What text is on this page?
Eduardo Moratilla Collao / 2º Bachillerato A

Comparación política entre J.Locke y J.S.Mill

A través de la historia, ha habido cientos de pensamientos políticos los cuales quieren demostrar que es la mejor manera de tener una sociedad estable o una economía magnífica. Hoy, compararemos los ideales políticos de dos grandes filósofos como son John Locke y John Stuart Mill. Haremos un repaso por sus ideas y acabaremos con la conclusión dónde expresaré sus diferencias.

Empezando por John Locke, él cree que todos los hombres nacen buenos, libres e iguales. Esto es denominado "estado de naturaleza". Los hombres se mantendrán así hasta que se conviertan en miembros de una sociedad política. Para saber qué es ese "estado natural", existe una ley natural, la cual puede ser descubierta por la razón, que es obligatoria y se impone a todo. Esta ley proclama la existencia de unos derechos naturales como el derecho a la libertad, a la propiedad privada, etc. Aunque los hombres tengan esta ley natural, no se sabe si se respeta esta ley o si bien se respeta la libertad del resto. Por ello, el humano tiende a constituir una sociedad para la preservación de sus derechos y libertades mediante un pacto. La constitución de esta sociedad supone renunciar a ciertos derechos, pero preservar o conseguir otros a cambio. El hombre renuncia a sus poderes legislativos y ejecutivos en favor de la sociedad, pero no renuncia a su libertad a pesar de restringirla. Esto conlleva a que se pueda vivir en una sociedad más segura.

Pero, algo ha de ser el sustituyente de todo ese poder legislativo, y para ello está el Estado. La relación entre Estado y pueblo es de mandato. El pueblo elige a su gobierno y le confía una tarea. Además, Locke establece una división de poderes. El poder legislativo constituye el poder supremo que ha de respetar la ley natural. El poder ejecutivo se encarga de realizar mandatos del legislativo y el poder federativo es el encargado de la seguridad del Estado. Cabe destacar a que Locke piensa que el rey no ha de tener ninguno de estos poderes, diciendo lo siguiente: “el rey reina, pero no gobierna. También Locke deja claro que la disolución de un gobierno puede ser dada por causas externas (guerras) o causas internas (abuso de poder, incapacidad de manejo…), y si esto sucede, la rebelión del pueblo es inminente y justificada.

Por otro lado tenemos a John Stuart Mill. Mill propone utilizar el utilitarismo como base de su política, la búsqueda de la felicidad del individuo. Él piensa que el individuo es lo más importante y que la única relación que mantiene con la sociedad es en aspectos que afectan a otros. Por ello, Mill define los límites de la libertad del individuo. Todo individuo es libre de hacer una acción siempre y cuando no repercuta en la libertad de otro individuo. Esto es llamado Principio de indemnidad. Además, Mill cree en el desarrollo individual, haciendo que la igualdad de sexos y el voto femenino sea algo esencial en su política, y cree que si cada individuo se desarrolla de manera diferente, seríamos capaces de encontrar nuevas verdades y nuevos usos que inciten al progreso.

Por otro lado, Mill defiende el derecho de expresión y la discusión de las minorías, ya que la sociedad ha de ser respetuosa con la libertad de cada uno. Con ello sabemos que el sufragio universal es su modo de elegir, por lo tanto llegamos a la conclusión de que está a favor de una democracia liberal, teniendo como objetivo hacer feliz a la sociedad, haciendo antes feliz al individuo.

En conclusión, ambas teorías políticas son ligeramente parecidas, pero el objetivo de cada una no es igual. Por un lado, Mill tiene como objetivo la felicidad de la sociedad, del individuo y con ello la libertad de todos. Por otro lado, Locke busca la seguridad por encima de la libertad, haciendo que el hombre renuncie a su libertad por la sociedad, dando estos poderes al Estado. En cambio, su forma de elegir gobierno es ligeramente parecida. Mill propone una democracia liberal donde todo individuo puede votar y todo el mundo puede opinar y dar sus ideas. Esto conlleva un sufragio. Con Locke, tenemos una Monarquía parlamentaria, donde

——

Work out how many lines of the listing above include "tenemos". Answer with the number and nothing more.

*RESULT FOR THIS EXERCISE*: 2